-- start INFORMATION GIVEN --

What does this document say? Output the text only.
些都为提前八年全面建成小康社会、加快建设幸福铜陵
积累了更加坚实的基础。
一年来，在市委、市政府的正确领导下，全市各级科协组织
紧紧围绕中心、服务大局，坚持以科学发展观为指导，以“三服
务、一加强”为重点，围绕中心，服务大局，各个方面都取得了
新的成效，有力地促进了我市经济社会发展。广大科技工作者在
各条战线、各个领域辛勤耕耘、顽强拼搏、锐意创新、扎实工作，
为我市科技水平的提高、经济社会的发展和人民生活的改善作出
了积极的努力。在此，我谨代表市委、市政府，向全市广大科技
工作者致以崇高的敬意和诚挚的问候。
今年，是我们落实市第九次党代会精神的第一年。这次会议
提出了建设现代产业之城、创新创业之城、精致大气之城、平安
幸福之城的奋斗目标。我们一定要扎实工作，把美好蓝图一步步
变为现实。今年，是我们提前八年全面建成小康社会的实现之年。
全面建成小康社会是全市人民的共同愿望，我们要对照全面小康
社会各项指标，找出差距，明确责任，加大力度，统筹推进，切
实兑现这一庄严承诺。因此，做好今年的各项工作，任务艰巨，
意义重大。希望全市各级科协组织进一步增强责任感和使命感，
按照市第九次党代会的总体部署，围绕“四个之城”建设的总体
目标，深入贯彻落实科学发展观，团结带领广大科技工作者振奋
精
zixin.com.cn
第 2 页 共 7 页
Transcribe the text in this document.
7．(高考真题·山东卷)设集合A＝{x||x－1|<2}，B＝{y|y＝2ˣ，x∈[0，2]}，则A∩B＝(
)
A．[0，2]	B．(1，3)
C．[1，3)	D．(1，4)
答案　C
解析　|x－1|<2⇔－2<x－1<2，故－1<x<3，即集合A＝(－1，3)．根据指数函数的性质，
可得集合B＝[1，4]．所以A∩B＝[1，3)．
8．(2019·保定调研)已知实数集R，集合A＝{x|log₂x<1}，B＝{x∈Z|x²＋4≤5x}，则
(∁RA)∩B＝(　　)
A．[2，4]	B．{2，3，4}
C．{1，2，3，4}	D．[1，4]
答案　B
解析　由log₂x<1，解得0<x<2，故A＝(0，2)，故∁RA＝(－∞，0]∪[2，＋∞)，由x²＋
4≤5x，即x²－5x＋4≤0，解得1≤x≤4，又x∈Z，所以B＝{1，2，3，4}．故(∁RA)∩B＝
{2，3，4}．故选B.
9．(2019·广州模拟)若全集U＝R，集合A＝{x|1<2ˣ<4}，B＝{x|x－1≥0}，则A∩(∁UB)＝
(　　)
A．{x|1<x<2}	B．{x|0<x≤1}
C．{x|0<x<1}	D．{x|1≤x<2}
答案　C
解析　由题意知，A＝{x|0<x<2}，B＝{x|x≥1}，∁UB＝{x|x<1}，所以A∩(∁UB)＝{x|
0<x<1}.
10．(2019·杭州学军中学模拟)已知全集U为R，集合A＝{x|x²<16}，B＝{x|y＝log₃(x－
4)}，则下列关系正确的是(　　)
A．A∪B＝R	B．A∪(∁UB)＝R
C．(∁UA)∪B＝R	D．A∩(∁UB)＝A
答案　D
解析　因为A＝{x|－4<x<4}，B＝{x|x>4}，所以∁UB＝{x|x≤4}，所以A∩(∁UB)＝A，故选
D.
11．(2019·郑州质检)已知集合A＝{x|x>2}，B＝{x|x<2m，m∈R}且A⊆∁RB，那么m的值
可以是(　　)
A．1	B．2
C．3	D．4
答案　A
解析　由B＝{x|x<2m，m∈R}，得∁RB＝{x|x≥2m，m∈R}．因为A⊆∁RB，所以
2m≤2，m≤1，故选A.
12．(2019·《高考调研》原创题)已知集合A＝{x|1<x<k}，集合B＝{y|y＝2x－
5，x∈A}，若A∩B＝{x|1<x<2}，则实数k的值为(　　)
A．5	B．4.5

-- end INFORMATION GIVEN --

▸ **INSTRUCTIONS TO FOLLOW**: Using the data above, reproduce every line exactly.

▸ **RESPONSE**:
What does this document say? Output the text only.
些都为提前八年全面建成小康社会、加快建设幸福铜陵
积累了更加坚实的基础。
一年来，在市委、市政府的正确领导下，全市各级科协组织
紧紧围绕中心、服务大局，坚持以科学发展观为指导，以“三服
务、一加强”为重点，围绕中心，服务大局，各个方面都取得了
新的成效，有力地促进了我市经济社会发展。广大科技工作者在
各条战线、各个领域辛勤耕耘、顽强拼搏、锐意创新、扎实工作，
为我市科技水平的提高、经济社会的发展和人民生活的改善作出
了积极的努力。在此，我谨代表市委、市政府，向全市广大科技
工作者致以崇高的敬意和诚挚的问候。
今年，是我们落实市第九次党代会精神的第一年。这次会议
提出了建设现代产业之城、创新创业之城、精致大气之城、平安
幸福之城的奋斗目标。我们一定要扎实工作，把美好蓝图一步步
变为现实。今年，是我们提前八年全面建成小康社会的实现之年。
全面建成小康社会是全市人民的共同愿望，我们要对照全面小康
社会各项指标，找出差距，明确责任，加大力度，统筹推进，切
实兑现这一庄严承诺。因此，做好今年的各项工作，任务艰巨，
意义重大。希望全市各级科协组织进一步增强责任感和使命感，
按照市第九次党代会的总体部署，围绕“四个之城”建设的总体
目标，深入贯彻落实科学发展观，团结带领广大科技工作者振奋
精
zixin.com.cn
第 2 页 共 7 页
Transcribe the text in this document.
7．(高考真题·山东卷)设集合A＝{x||x－1|<2}，B＝{y|y＝2ˣ，x∈[0，2]}，则A∩B＝(
)
A．[0，2]	B．(1，3)
C．[1，3)	D．(1，4)
答案　C
解析　|x－1|<2⇔－2<x－1<2，故－1<x<3，即集合A＝(－1，3)．根据指数函数的性质，
可得集合B＝[1，4]．所以A∩B＝[1，3)．
8．(2019·保定调研)已知实数集R，集合A＝{x|log₂x<1}，B＝{x∈Z|x²＋4≤5x}，则
(∁RA)∩B＝(　　)
A．[2，4]	B．{2，3，4}
C．{1，2，3，4}	D．[1，4]
答案　B
解析　由log₂x<1，解得0<x<2，故A＝(0，2)，故∁RA＝(－∞，0]∪[2，＋∞)，由x²＋
4≤5x，即x²－5x＋4≤0，解得1≤x≤4，又x∈Z，所以B＝{1，2，3，4}．故(∁RA)∩B＝
{2，3，4}．故选B.
9．(2019·广州模拟)若全集U＝R，集合A＝{x|1<2ˣ<4}，B＝{x|x－1≥0}，则A∩(∁UB)＝
(　　)
A．{x|1<x<2}	B．{x|0<x≤1}
C．{x|0<x<1}	D．{x|1≤x<2}
答案　C
解析　由题意知，A＝{x|0<x<2}，B＝{x|x≥1}，∁UB＝{x|x<1}，所以A∩(∁UB)＝{x|
0<x<1}.
10．(2019·杭州学军中学模拟)已知全集U为R，集合A＝{x|x²<16}，B＝{x|y＝log₃(x－
4)}，则下列关系正确的是(　　)
A．A∪B＝R	B．A∪(∁UB)＝R
C．(∁UA)∪B＝R	D．A∩(∁UB)＝A
答案　D
解析　因为A＝{x|－4<x<4}，B＝{x|x>4}，所以∁UB＝{x|x≤4}，所以A∩(∁UB)＝A，故选
D.
11．(2019·郑州质检)已知集合A＝{x|x>2}，B＝{x|x<2m，m∈R}且A⊆∁RB，那么m的值
可以是(　　)
A．1	B．2
C．3	D．4
答案　A
解析　由B＝{x|x<2m，m∈R}，得∁RB＝{x|x≥2m，m∈R}．因为A⊆∁RB，所以
2m≤2，m≤1，故选A.
12．(2019·《高考调研》原创题)已知集合A＝{x|1<x<k}，集合B＝{y|y＝2x－
5，x∈A}，若A∩B＝{x|1<x<2}，则实数k的值为(　　)
A．5	B．4.5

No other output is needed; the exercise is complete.